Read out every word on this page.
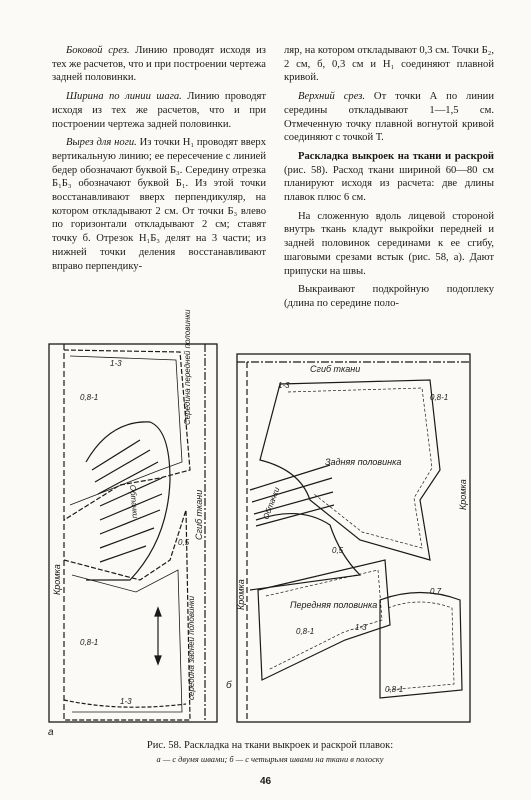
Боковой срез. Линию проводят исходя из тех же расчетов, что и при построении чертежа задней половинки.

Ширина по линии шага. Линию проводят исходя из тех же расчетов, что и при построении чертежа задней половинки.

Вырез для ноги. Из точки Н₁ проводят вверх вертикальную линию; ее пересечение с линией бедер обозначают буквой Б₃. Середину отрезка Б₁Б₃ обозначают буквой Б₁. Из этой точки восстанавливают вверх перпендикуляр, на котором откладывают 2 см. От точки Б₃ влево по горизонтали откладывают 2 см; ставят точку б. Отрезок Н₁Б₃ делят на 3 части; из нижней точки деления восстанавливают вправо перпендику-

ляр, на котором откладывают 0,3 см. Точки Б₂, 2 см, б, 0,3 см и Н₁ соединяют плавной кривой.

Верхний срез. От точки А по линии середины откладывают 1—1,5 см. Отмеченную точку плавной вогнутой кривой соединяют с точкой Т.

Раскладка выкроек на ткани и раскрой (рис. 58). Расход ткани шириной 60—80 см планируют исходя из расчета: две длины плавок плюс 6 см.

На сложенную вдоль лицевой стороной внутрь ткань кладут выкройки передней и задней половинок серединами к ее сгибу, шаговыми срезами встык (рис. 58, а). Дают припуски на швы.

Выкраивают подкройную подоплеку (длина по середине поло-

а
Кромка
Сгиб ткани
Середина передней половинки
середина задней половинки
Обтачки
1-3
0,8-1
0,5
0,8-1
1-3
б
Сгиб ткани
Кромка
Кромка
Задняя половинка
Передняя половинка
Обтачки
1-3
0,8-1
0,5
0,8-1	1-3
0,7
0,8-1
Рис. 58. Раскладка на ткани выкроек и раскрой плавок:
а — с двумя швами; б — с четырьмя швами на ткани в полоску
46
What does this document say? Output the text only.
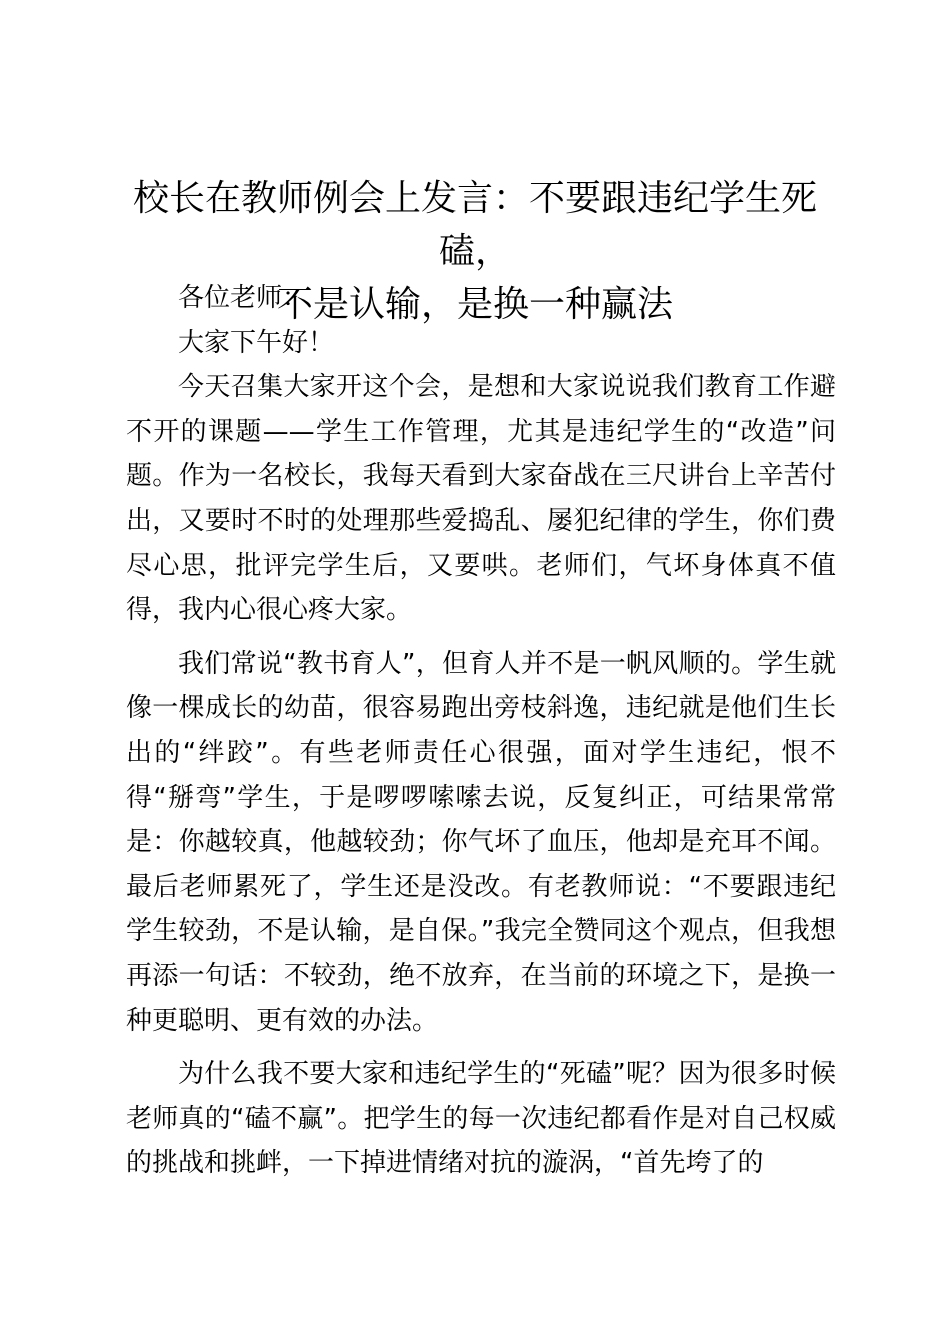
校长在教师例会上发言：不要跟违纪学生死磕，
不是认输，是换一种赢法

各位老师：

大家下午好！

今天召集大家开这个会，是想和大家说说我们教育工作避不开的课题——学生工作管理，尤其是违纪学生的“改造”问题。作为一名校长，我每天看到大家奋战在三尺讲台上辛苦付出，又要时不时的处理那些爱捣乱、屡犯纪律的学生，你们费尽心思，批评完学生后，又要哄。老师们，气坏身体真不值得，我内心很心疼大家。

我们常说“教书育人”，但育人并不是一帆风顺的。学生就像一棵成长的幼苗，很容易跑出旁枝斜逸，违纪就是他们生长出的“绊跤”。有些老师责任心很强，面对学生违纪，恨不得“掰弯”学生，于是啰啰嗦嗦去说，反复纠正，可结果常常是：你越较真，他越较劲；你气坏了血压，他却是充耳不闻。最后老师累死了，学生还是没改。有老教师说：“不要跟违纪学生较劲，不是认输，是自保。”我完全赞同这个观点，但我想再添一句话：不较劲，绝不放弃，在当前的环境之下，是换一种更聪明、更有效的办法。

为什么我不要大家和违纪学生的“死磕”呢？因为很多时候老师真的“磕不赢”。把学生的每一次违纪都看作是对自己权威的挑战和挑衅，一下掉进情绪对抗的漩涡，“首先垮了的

☆ ☆ ☆

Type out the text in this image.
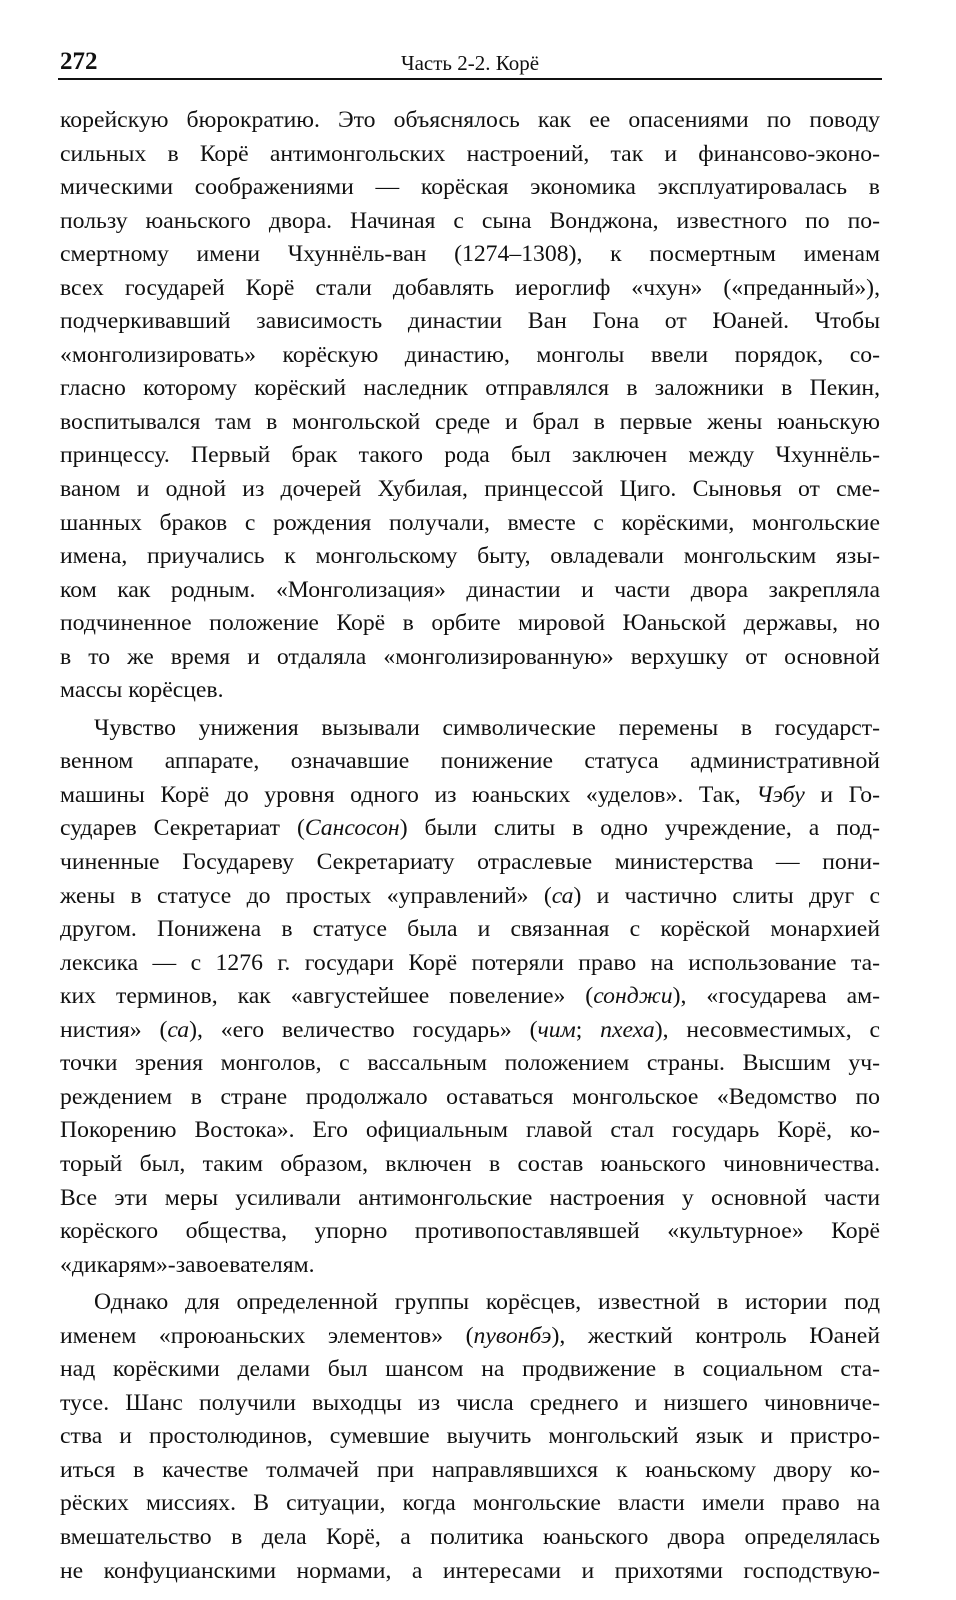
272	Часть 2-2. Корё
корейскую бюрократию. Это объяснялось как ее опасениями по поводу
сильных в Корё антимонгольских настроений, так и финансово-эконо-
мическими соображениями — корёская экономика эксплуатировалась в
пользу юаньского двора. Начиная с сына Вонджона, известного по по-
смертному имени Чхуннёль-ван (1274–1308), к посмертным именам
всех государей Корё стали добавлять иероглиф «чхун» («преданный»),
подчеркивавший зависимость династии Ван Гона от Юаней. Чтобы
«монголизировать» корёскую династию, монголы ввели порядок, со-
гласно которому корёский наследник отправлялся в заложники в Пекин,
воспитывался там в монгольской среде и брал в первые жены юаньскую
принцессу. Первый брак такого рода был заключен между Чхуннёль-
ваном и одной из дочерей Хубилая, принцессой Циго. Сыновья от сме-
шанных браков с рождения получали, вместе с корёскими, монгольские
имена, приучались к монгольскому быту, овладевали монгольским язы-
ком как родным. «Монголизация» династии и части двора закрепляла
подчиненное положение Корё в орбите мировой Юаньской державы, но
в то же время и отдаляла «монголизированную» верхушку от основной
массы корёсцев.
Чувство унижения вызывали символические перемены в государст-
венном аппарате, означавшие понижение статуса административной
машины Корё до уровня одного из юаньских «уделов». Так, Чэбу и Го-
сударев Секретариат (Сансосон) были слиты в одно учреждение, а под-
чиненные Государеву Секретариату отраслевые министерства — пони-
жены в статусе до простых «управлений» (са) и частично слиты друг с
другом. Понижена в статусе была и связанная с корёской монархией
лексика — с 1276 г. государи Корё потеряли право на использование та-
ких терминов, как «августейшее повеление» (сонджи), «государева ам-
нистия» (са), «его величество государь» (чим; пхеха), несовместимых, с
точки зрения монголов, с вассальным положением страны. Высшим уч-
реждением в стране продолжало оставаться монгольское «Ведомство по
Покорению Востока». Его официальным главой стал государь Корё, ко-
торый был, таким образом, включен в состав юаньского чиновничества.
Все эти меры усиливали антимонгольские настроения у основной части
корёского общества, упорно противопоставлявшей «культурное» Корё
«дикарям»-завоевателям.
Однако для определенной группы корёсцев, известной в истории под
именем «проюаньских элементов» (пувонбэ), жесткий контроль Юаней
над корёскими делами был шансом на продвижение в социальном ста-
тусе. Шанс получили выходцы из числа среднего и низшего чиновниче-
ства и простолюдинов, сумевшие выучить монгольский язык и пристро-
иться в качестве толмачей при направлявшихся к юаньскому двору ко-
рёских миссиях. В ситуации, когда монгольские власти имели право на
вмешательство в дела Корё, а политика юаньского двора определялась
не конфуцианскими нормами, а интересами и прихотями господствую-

☆ ☆ ☆

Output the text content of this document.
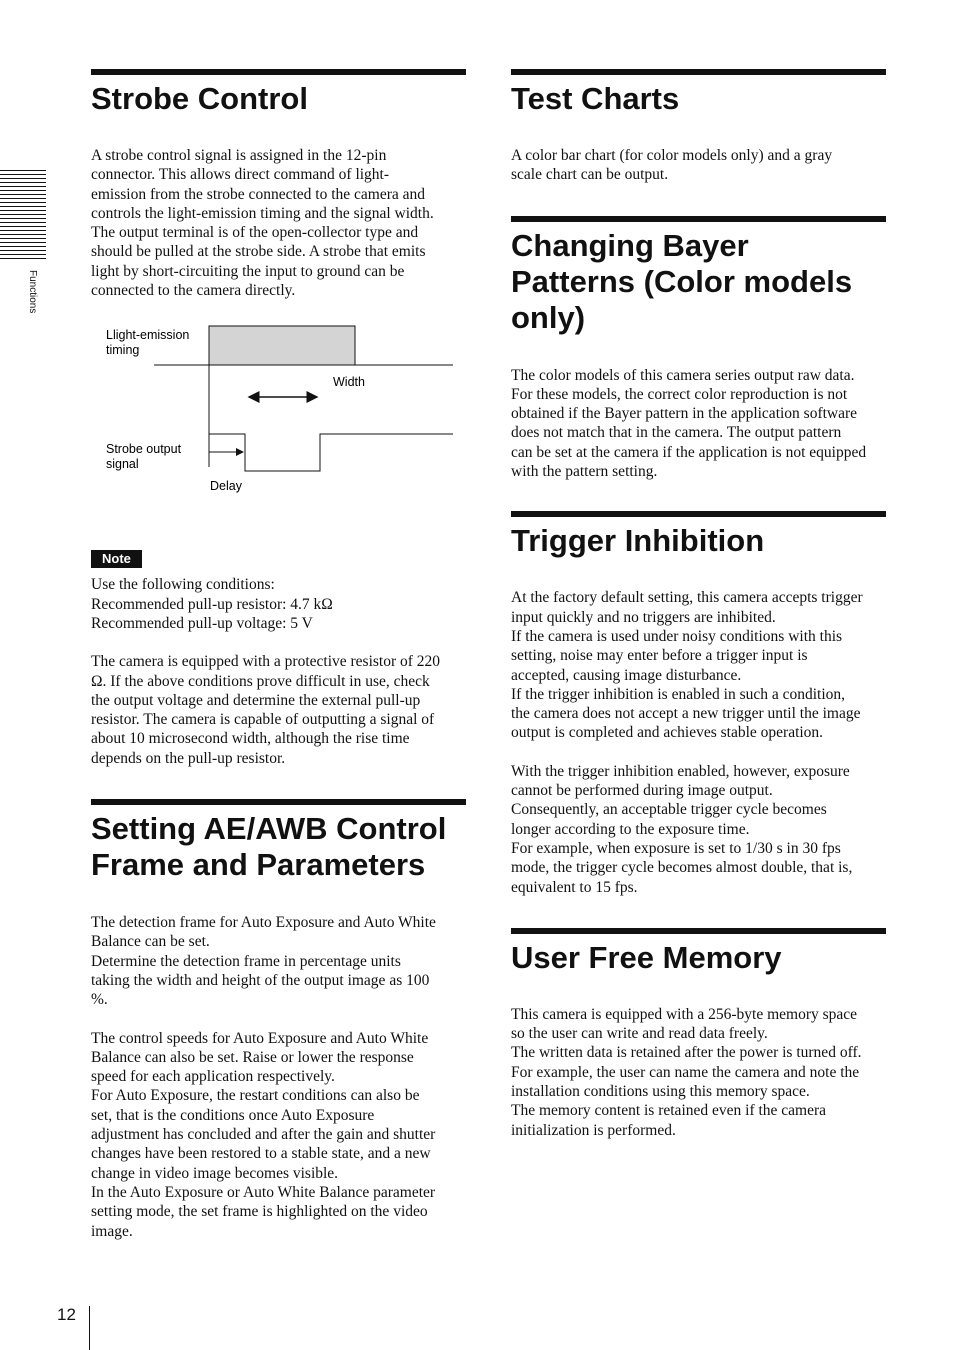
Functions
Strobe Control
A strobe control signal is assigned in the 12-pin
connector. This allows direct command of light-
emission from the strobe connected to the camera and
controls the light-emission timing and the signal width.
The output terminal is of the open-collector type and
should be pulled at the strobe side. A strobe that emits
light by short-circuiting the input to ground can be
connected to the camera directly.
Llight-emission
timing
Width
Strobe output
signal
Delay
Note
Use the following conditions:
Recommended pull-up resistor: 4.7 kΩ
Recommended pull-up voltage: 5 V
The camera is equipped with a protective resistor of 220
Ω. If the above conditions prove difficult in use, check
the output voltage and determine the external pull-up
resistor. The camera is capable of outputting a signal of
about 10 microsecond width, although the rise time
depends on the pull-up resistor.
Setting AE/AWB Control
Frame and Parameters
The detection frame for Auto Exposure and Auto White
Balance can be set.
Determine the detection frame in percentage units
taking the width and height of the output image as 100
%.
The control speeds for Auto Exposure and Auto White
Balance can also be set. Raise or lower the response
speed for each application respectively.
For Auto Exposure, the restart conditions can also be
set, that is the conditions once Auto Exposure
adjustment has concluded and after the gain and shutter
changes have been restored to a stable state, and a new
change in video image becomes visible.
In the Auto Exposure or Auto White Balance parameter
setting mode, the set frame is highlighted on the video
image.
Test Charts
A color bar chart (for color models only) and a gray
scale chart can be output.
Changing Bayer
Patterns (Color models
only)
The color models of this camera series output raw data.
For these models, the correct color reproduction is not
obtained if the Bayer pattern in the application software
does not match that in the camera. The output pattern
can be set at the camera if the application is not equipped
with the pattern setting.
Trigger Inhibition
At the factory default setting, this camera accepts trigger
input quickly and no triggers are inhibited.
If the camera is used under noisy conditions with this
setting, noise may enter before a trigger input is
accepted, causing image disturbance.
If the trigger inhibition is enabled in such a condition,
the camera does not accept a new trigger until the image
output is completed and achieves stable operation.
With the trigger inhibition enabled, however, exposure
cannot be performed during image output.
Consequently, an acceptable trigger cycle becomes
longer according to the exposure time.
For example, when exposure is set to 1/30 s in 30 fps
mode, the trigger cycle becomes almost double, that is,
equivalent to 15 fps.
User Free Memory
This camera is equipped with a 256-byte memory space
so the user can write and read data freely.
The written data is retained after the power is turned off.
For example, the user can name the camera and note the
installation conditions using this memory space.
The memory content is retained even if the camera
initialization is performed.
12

☆ ☆ ☆

Copy every line above that holds the word "emission".

emission from the strobe connected to the camera and
controls the light-emission timing and the signal width.
Llight-emission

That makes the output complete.